--- begin ITEMS ---
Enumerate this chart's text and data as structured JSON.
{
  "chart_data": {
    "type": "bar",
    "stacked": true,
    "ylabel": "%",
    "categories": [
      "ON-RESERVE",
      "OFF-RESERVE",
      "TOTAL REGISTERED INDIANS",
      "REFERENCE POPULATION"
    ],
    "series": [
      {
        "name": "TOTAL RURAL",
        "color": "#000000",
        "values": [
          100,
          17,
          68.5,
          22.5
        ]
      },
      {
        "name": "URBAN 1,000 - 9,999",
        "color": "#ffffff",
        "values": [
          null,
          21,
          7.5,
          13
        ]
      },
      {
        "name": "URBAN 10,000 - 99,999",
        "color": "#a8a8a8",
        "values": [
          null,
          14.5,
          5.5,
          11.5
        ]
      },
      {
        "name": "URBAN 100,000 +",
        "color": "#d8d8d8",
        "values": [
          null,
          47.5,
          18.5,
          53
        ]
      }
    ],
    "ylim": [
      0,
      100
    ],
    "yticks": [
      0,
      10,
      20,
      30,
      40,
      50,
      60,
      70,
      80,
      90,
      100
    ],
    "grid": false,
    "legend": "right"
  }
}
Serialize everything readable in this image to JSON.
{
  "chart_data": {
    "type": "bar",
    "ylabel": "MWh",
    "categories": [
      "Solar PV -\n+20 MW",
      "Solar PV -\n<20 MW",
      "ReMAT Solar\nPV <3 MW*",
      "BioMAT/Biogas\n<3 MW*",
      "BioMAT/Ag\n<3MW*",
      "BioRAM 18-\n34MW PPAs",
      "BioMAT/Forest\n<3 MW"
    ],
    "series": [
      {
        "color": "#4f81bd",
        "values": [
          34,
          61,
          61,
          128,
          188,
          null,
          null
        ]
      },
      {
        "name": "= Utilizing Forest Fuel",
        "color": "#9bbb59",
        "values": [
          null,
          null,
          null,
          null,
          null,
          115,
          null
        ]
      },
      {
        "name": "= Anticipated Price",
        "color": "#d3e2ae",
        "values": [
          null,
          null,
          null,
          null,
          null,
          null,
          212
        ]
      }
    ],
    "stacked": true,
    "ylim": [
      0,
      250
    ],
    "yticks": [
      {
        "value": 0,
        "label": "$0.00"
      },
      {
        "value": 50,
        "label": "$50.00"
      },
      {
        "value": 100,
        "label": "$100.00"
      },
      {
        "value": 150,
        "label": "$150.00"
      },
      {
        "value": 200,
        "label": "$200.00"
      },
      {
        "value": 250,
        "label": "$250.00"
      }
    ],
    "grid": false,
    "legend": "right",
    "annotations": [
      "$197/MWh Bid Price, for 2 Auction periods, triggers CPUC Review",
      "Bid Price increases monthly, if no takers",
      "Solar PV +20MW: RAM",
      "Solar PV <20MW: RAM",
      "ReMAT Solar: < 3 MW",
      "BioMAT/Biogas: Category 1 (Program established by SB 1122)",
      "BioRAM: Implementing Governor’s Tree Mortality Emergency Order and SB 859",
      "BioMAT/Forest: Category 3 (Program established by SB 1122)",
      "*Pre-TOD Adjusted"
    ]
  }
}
--- end ITEMS ---
EXERCISE REQUIREMENTS -
Nothing should be left out: repeat all of the data exactly.

FULL ANSWER -
Enumerate this chart's text and data as structured JSON.
{
  "chart_data": {
    "type": "bar",
    "stacked": true,
    "ylabel": "%",
    "categories": [
      "ON-RESERVE",
      "OFF-RESERVE",
      "TOTAL REGISTERED INDIANS",
      "REFERENCE POPULATION"
    ],
    "series": [
      {
        "name": "TOTAL RURAL",
        "color": "#000000",
        "values": [
          100,
          17,
          68.5,
          22.5
        ]
      },
      {
        "name": "URBAN 1,000 - 9,999",
        "color": "#ffffff",
        "values": [
          null,
          21,
          7.5,
          13
        ]
      },
      {
        "name": "URBAN 10,000 - 99,999",
        "color": "#a8a8a8",
        "values": [
          null,
          14.5,
          5.5,
          11.5
        ]
      },
      {
        "name": "URBAN 100,000 +",
        "color": "#d8d8d8",
        "values": [
          null,
          47.5,
          18.5,
          53
        ]
      }
    ],
    "ylim": [
      0,
      100
    ],
    "yticks": [
      0,
      10,
      20,
      30,
      40,
      50,
      60,
      70,
      80,
      90,
      100
    ],
    "grid": false,
    "legend": "right"
  }
}
Serialize everything readable in this image to JSON.
{
  "chart_data": {
    "type": "bar",
    "ylabel": "MWh",
    "categories": [
      "Solar PV -\n+20 MW",
      "Solar PV -\n<20 MW",
      "ReMAT Solar\nPV <3 MW*",
      "BioMAT/Biogas\n<3 MW*",
      "BioMAT/Ag\n<3MW*",
      "BioRAM 18-\n34MW PPAs",
      "BioMAT/Forest\n<3 MW"
    ],
    "series": [
      {
        "color": "#4f81bd",
        "values": [
          34,
          61,
          61,
          128,
          188,
          null,
          null
        ]
      },
      {
        "name": "= Utilizing Forest Fuel",
        "color": "#9bbb59",
        "values": [
          null,
          null,
          null,
          null,
          null,
          115,
          null
        ]
      },
      {
        "name": "= Anticipated Price",
        "color": "#d3e2ae",
        "values": [
          null,
          null,
          null,
          null,
          null,
          null,
          212
        ]
      }
    ],
    "stacked": true,
    "ylim": [
      0,
      250
    ],
    "yticks": [
      {
        "value": 0,
        "label": "$0.00"
      },
      {
        "value": 50,
        "label": "$50.00"
      },
      {
        "value": 100,
        "label": "$100.00"
      },
      {
        "value": 150,
        "label": "$150.00"
      },
      {
        "value": 200,
        "label": "$200.00"
      },
      {
        "value": 250,
        "label": "$250.00"
      }
    ],
    "grid": false,
    "legend": "right",
    "annotations": [
      "$197/MWh Bid Price, for 2 Auction periods, triggers CPUC Review",
      "Bid Price increases monthly, if no takers",
      "Solar PV +20MW: RAM",
      "Solar PV <20MW: RAM",
      "ReMAT Solar: < 3 MW",
      "BioMAT/Biogas: Category 1 (Program established by SB 1122)",
      "BioRAM: Implementing Governor’s Tree Mortality Emergency Order and SB 859",
      "BioMAT/Forest: Category 3 (Program established by SB 1122)",
      "*Pre-TOD Adjusted"
    ]
  }
}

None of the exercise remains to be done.